Stored data:
================================
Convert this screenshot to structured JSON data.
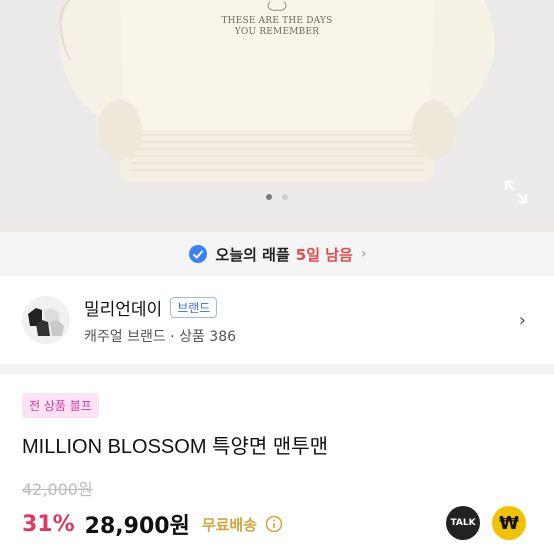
{
  "hero": {
    "print_line1": "THESE ARE THE DAYS",
    "print_line2": "YOU REMEMBER",
    "carousel_dots": 2,
    "active_dot": 0
  },
  "banner": {
    "title": "오늘의 래플",
    "days": "5일 남음"
  },
  "shop": {
    "name": "밀리언데이",
    "badge": "브랜드",
    "meta": "캐주얼 브랜드 · 상품 386"
  },
  "product": {
    "promo": "전 상품 블프",
    "title": "MILLION BLOSSOM 특양면 맨투맨",
    "original_price": "42,000원",
    "discount": "31%",
    "price": "28,900원",
    "shipping": "무료배송"
  },
  "buttons": {
    "talk": "TALK",
    "won": "₩"
  },
  "colors": {
    "accent_red": "#e64a4a",
    "discount_pink": "#e0395f",
    "shipping_gold": "#d1a640",
    "badge_blue": "#3b6fd8"
  }
}
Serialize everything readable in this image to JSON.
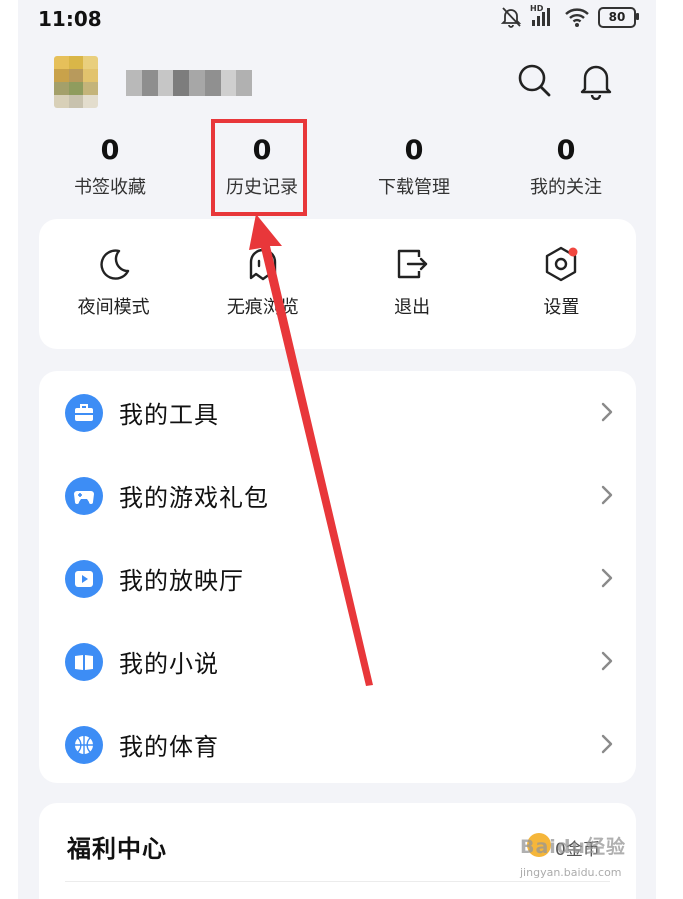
================================
◆ **Problem**
All of the entries above should be copied exactly, except for the pictures.

◆ **Output of the exercise**
Convert this screenshot to structured JSON data.
{
  "hero": {
    "print_line1": "THESE ARE THE DAYS",
    "print_line2": "YOU REMEMBER",
    "carousel_dots": 2,
    "active_dot": 0
  },
  "banner": {
    "title": "오늘의 래플",
    "days": "5일 남음"
  },
  "shop": {
    "name": "밀리언데이",
    "badge": "브랜드",
    "meta": "캐주얼 브랜드 · 상품 386"
  },
  "product": {
    "promo": "전 상품 블프",
    "title": "MILLION BLOSSOM 특양면 맨투맨",
    "original_price": "42,000원",
    "discount": "31%",
    "price": "28,900원",
    "shipping": "무료배송"
  },
  "buttons": {
    "talk": "TALK",
    "won": "₩"
  },
  "colors": {
    "accent_red": "#e64a4a",
    "discount_pink": "#e0395f",
    "shipping_gold": "#d1a640",
    "badge_blue": "#3b6fd8"
  }
}
Serialize everything readable in this image to JSON.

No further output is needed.